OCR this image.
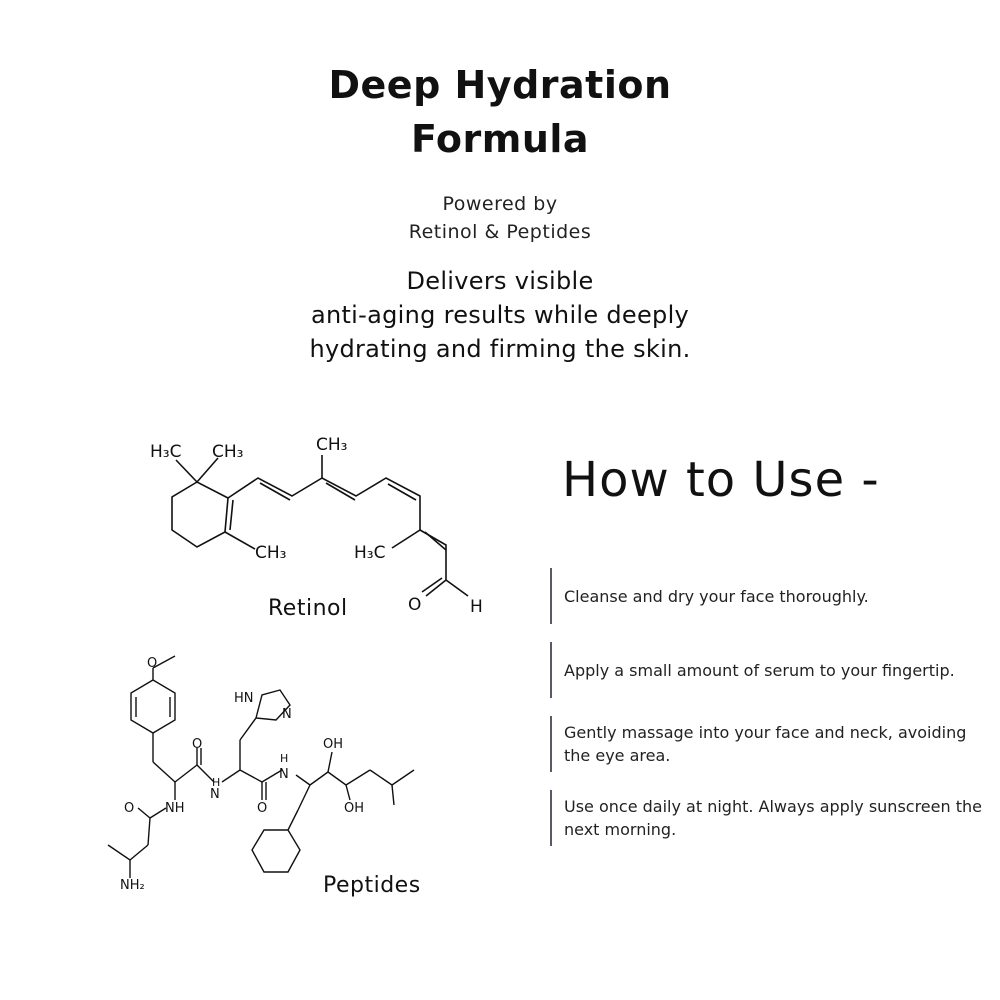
Deep Hydration
Formula
Powered by
Retinol & Peptides
Delivers visible
anti-aging results while deeply
hydrating and firming the skin.
H₃C CH₃	CH₃
CH₃	H₃C
O	H
O
HN
N
O
O	O
NH
N
H
N
H
OH
OH
NH₂
Retinol
Peptides
How to Use -
Cleanse and dry your face thoroughly.
Apply a small amount of serum to your fingertip.
Gently massage into your face and neck, avoiding the eye area.
Use once daily at night. Always apply sunscreen the next morning.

Work task: Although the records hold pictures, return only what remains, word for word.

Task solution:
OCR this image.
Deep Hydration
Formula
Powered by
Retinol & Peptides
Delivers visible
anti-aging results while deeply
hydrating and firming the skin.
H₃C CH₃	CH₃
CH₃	H₃C
O	H
O
HN
N
O
O	O
NH
N
H
N
H
OH
OH
NH₂
Retinol
Peptides
How to Use -
Cleanse and dry your face thoroughly.
Apply a small amount of serum to your fingertip.
Gently massage into your face and neck, avoiding the eye area.
Use once daily at night. Always apply sunscreen the next morning.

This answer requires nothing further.